**Texto proporcionado:**
***

Sukarnoputri, además, se hallaba en buenas relaciones con los militares (cuya capacidad para determinar el acontecer político, aunque disminuida tras la partida de Suharto, era incontestable) porque, como abanderada del nacionalismo, siempre había proclamado su rechazo a las tendencias separatistas y los conflictos étnico-religiosos en las denominadas islas exteriores del archipiélago indonesio, y su fe en la unidad del Estado. Ahora mismo, la situación era verdaderamente explosiva en Timor Oriental (Timor Timur), la región especial de Aceh en el extremo norte de Sumatra, Borneo Occidental (Kalimantan Barat) y las Molucas (Maluku), por citar solo los escenarios donde más estragos estaban produciendo las violencias.

***

**Extracto del listado:**
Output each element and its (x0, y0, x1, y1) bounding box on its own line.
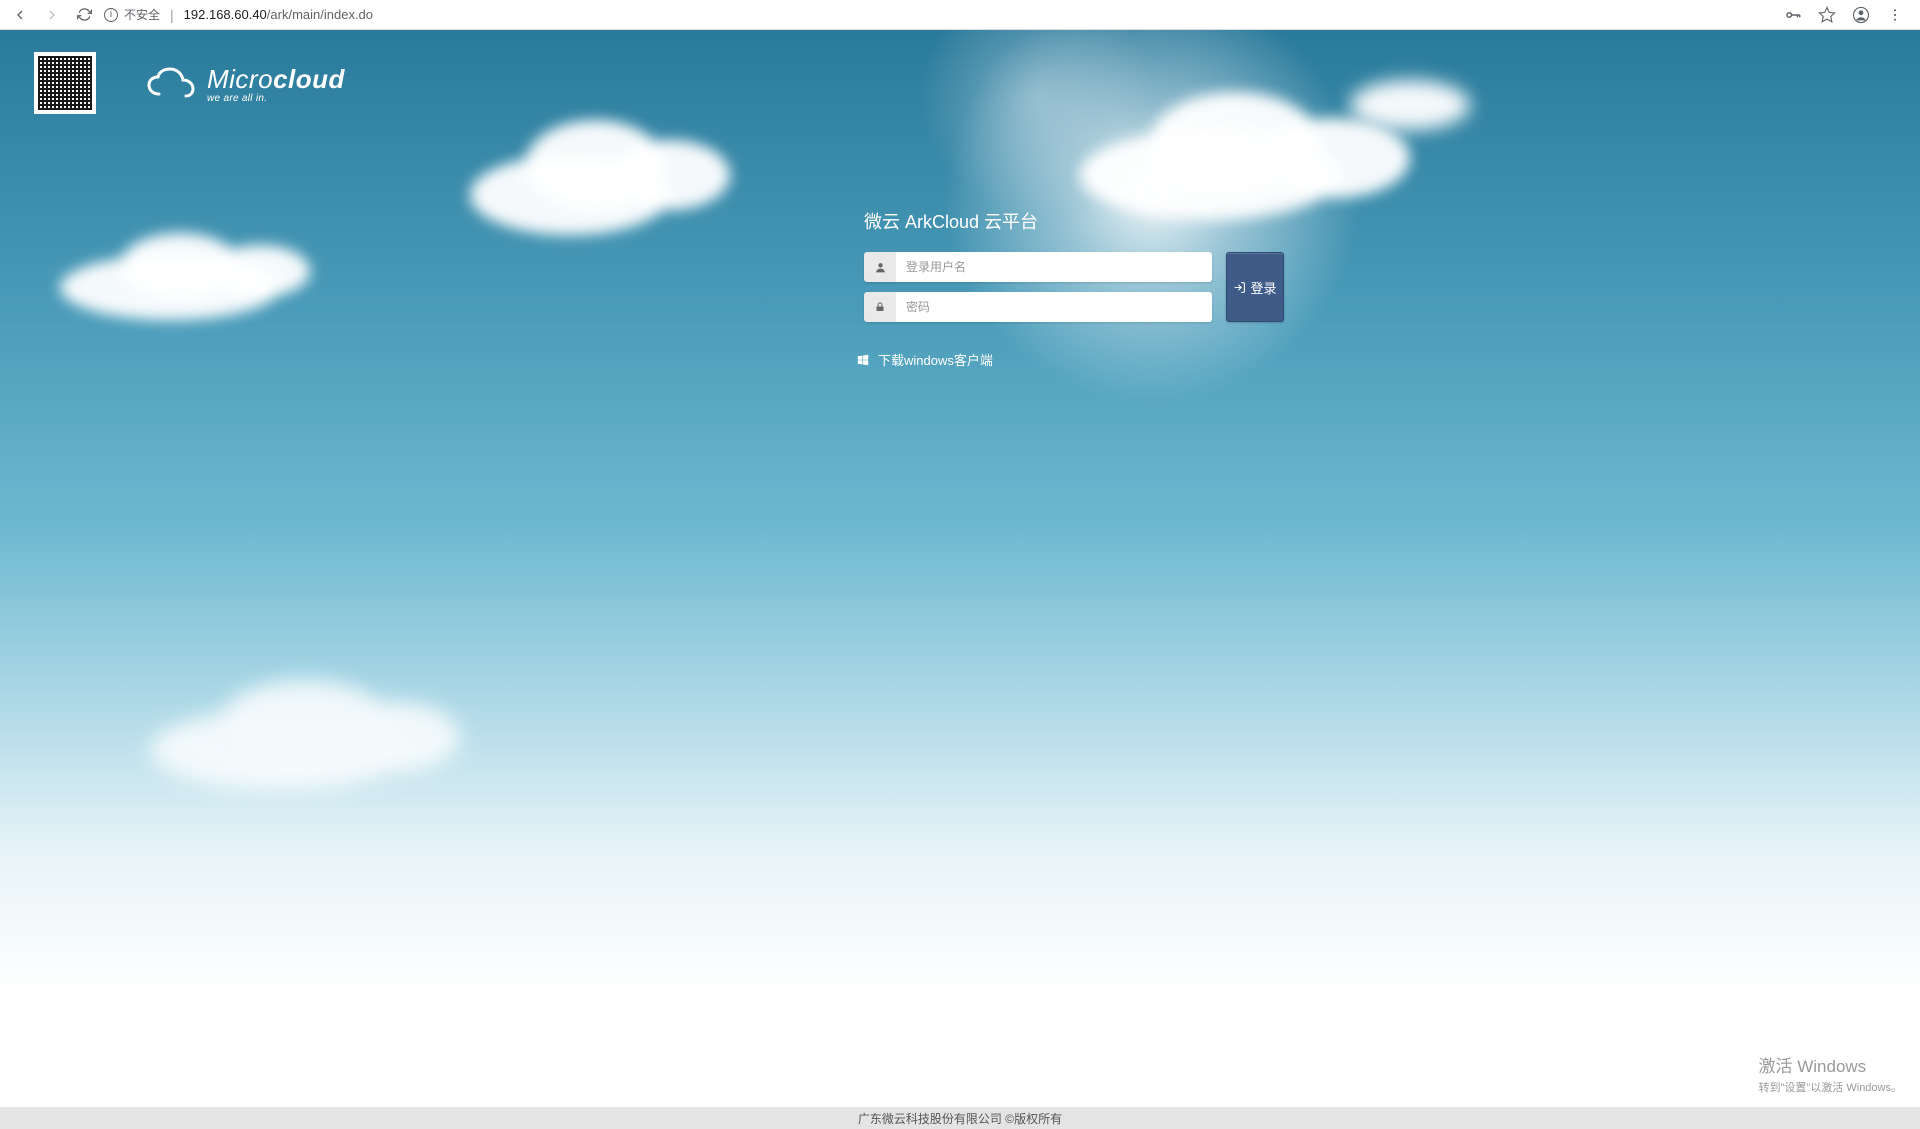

***

Responde estas preguntas según el texto sobre Sukarnoputri:
1. ¿Con quiénes se hallaba Sukarnoputri en buenas relaciones?
2. ¿Qué había rechazado siempre como abanderada del nacionalismo?
3. ¿Qué región especial se sitúa en el extremo norte de Sumatra?

1. Con los militares.
2. Las tendencias separatistas y los conflictos étnico-religiosos en las denominadas islas exteriores del archipiélago indonesio.
3. Aceh.